Begin

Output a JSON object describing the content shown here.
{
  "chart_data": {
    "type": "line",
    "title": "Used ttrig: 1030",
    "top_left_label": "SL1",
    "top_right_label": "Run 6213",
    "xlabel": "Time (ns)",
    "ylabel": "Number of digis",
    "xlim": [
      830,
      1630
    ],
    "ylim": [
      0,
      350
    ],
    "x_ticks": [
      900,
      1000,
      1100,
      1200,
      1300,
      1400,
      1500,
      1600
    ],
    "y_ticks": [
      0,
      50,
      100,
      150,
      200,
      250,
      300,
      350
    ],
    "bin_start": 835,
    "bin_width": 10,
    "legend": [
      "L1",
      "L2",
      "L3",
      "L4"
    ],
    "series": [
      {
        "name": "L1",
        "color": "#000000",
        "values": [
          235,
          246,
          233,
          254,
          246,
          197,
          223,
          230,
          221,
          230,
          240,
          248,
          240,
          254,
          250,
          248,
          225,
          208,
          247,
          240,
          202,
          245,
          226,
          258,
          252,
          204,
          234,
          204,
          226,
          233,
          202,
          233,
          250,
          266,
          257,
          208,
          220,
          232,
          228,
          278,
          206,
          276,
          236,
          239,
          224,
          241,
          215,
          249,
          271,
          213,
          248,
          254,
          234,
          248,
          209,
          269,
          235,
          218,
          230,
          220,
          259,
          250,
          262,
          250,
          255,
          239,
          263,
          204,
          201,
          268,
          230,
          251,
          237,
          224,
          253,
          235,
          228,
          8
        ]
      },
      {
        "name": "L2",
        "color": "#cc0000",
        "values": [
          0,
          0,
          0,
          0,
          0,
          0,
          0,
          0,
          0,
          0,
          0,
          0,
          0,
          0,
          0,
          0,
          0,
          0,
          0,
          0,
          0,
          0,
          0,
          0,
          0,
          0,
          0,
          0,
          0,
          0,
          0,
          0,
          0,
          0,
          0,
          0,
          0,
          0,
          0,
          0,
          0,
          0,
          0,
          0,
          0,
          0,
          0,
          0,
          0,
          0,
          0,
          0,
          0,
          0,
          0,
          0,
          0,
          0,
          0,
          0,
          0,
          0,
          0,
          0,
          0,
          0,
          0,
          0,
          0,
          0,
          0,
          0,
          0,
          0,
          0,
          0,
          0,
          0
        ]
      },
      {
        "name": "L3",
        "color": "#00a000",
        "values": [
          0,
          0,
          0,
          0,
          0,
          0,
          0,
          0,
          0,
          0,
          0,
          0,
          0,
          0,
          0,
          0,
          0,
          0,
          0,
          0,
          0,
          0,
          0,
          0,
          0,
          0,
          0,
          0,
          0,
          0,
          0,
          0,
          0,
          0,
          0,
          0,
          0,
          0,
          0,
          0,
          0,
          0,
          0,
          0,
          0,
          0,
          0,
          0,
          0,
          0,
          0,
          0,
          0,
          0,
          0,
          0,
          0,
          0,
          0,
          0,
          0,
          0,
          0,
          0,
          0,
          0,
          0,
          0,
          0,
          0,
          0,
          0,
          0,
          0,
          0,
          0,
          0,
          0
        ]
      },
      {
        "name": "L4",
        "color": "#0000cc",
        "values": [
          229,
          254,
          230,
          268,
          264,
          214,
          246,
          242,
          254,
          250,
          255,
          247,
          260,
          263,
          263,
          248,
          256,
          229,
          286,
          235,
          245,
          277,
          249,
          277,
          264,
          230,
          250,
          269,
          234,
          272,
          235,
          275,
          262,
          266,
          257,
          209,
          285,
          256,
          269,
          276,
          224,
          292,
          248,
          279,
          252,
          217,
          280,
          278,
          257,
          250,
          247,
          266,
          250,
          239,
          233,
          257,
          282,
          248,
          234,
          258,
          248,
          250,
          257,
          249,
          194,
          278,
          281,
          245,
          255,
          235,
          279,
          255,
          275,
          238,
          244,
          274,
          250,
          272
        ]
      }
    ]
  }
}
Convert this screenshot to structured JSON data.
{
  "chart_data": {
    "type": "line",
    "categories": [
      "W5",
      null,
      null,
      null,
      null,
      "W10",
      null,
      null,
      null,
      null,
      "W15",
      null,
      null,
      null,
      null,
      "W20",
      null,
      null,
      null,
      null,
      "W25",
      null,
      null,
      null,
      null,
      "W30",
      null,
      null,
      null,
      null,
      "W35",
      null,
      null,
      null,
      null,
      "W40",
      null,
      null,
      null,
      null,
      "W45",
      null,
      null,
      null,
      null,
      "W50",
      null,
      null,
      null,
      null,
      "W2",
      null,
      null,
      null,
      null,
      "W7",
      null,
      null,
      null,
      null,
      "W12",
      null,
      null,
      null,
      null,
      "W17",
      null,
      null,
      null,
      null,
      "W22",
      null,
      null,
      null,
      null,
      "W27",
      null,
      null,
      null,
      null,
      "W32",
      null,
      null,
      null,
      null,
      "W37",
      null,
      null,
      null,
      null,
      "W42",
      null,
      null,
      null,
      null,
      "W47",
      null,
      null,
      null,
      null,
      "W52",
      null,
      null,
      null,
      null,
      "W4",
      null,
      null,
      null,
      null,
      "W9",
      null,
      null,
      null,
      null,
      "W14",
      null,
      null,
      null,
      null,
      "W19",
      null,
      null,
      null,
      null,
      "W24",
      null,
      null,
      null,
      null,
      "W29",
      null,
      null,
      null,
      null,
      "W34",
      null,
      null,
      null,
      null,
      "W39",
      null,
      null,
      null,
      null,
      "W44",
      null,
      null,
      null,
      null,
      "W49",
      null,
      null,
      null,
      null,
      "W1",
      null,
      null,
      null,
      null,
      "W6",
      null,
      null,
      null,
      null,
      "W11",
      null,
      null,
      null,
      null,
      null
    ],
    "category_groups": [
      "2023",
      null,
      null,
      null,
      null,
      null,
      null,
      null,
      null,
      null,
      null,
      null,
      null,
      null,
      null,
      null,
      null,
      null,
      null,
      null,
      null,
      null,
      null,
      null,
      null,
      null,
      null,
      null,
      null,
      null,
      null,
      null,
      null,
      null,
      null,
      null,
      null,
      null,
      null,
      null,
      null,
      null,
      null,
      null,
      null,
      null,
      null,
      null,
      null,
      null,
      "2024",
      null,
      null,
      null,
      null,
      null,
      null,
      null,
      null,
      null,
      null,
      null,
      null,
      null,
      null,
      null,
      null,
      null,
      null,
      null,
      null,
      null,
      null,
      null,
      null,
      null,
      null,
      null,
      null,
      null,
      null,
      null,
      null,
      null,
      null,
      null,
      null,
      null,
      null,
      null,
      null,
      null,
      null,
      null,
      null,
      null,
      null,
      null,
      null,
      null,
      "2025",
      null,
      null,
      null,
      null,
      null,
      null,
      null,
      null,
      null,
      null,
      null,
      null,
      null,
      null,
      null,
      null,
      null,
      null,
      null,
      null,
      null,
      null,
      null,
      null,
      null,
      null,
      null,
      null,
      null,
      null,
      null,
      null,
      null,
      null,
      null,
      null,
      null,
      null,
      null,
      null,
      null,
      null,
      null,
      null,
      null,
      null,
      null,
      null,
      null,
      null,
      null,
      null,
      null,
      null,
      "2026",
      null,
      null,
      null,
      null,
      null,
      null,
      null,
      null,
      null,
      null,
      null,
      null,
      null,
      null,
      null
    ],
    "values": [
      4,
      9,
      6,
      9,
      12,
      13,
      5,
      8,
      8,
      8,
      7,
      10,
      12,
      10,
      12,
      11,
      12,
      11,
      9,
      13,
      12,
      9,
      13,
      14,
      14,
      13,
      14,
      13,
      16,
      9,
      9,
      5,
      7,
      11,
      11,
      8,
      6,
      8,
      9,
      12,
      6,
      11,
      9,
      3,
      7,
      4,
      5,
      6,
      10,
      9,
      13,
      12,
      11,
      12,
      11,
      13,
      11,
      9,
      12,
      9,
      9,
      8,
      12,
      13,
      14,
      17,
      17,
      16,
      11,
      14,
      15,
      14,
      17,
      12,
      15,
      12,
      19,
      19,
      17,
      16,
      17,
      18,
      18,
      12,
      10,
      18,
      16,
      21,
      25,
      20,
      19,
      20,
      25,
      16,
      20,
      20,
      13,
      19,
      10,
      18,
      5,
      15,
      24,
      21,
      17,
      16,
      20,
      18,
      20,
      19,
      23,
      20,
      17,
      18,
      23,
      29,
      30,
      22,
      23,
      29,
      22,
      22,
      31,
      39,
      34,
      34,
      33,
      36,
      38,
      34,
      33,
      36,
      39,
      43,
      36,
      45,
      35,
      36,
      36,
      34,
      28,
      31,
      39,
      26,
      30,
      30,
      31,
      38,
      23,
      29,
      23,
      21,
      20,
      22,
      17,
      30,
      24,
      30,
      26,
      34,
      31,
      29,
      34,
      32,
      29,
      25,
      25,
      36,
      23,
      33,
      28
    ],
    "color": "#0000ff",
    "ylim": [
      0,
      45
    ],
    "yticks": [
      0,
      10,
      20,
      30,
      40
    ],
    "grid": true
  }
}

End

[Objective]:
Go through the data and count each line that has the word "JSON", then give the total alone.

[Exercise solution]:
2